▶ **What to do**: Quote the whole listing verbatim.

┌──

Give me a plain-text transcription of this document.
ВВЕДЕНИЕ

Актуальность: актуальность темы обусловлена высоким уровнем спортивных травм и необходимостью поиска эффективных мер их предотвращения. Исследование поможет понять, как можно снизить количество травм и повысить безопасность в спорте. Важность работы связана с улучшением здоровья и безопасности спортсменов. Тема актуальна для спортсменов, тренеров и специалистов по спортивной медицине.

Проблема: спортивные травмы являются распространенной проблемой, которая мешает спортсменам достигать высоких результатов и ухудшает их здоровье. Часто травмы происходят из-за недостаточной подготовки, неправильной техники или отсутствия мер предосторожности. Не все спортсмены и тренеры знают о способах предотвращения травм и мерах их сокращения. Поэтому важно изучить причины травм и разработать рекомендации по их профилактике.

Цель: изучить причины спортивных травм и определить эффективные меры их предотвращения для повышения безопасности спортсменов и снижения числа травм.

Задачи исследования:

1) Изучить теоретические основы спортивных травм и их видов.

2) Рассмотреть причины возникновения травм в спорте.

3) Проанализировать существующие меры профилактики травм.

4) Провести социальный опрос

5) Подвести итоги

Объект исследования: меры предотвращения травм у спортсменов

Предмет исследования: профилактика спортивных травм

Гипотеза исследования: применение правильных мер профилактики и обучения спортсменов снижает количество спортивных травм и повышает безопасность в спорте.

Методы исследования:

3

└──

▶ **Answer to the exercise**:
Give me a plain-text transcription of this document.
ВВЕДЕНИЕ

Актуальность: актуальность темы обусловлена высоким уровнем спортивных травм и необходимостью поиска эффективных мер их предотвращения. Исследование поможет понять, как можно снизить количество травм и повысить безопасность в спорте. Важность работы связана с улучшением здоровья и безопасности спортсменов. Тема актуальна для спортсменов, тренеров и специалистов по спортивной медицине.

Проблема: спортивные травмы являются распространенной проблемой, которая мешает спортсменам достигать высоких результатов и ухудшает их здоровье. Часто травмы происходят из-за недостаточной подготовки, неправильной техники или отсутствия мер предосторожности. Не все спортсмены и тренеры знают о способах предотвращения травм и мерах их сокращения. Поэтому важно изучить причины травм и разработать рекомендации по их профилактике.

Цель: изучить причины спортивных травм и определить эффективные меры их предотвращения для повышения безопасности спортсменов и снижения числа травм.

Задачи исследования:

1) Изучить теоретические основы спортивных травм и их видов.

2) Рассмотреть причины возникновения травм в спорте.

3) Проанализировать существующие меры профилактики травм.

4) Провести социальный опрос

5) Подвести итоги

Объект исследования: меры предотвращения травм у спортсменов

Предмет исследования: профилактика спортивных травм

Гипотеза исследования: применение правильных мер профилактики и обучения спортсменов снижает количество спортивных травм и повышает безопасность в спорте.

Методы исследования:

3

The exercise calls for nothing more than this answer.